**WRITTEN PROBLEM:** Show all lines holding the string "from".

+++

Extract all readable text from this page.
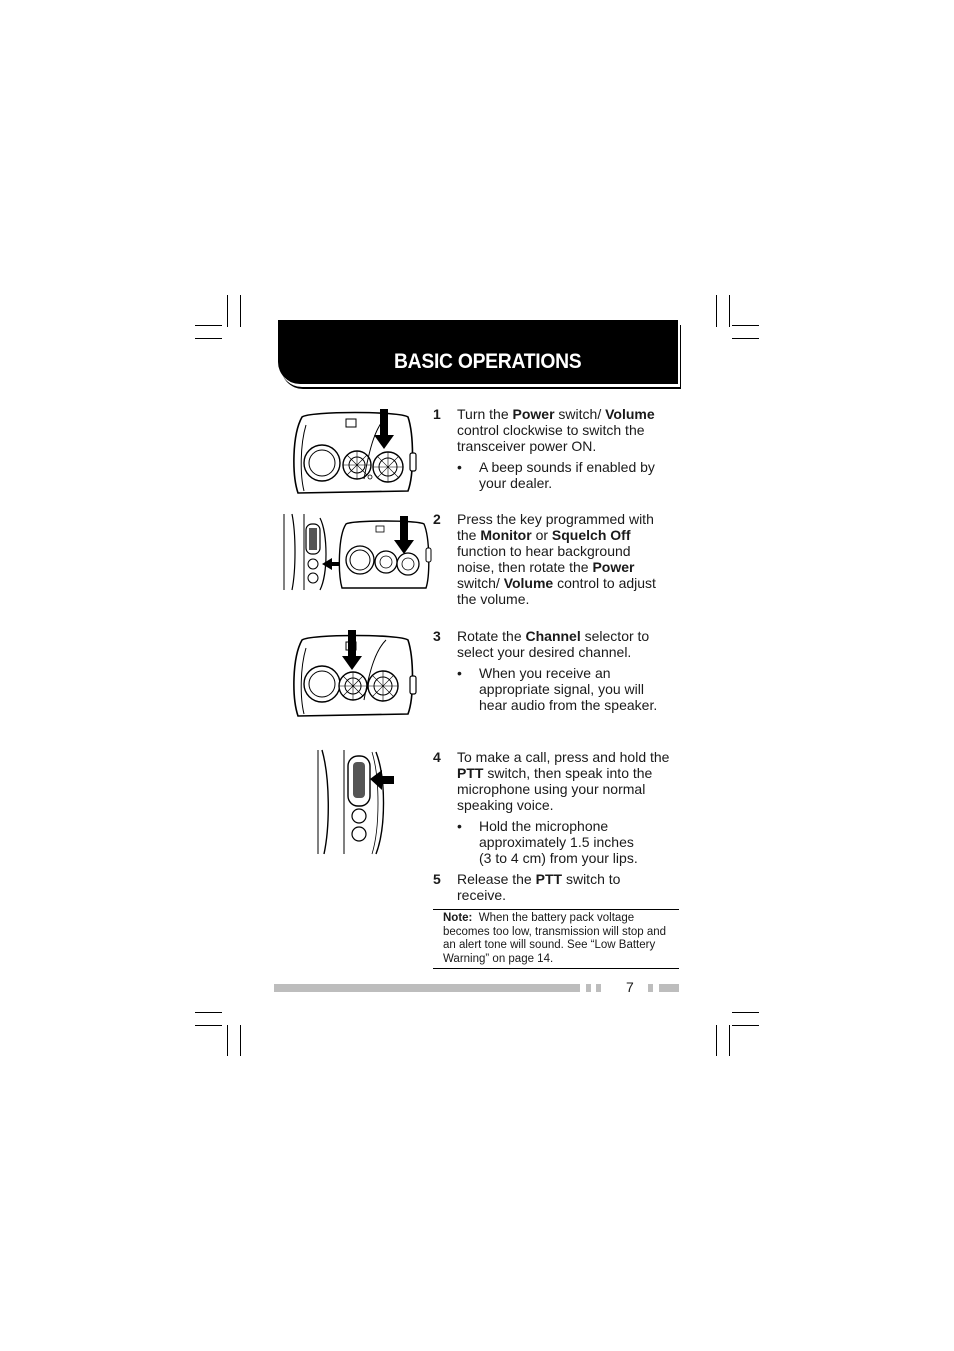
BASIC OPERATIONS
1 Turn the Power switch/ Volume
control clockwise to switch the transceiver power ON.
• A beep sounds if enabled by your dealer.
2 Press the key programmed with the Monitor or Squelch Off function to hear background noise, then rotate the Power switch/ Volume control to adjust the volume.
3 Rotate the Channel selector to select your desired channel.
• When you receive an appropriate signal, you will hear audio from the speaker.
4 To make a call, press and hold the PTT switch, then speak into the microphone using your normal speaking voice.
• Hold the microphone
approximately 1.5 inches
(3 to 4 cm) from your lips.
5 Release the PTT switch to receive.
Note: When the battery pack voltage becomes too low, transmission will stop and an alert tone will sound. See “Low Battery Warning” on page 14.
7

+++

**RESPONSE:**
Extract all readable text from this page.
• When you receive an appropriate signal, you will hear audio from the speaker.
(3 to 4 cm) from your lips.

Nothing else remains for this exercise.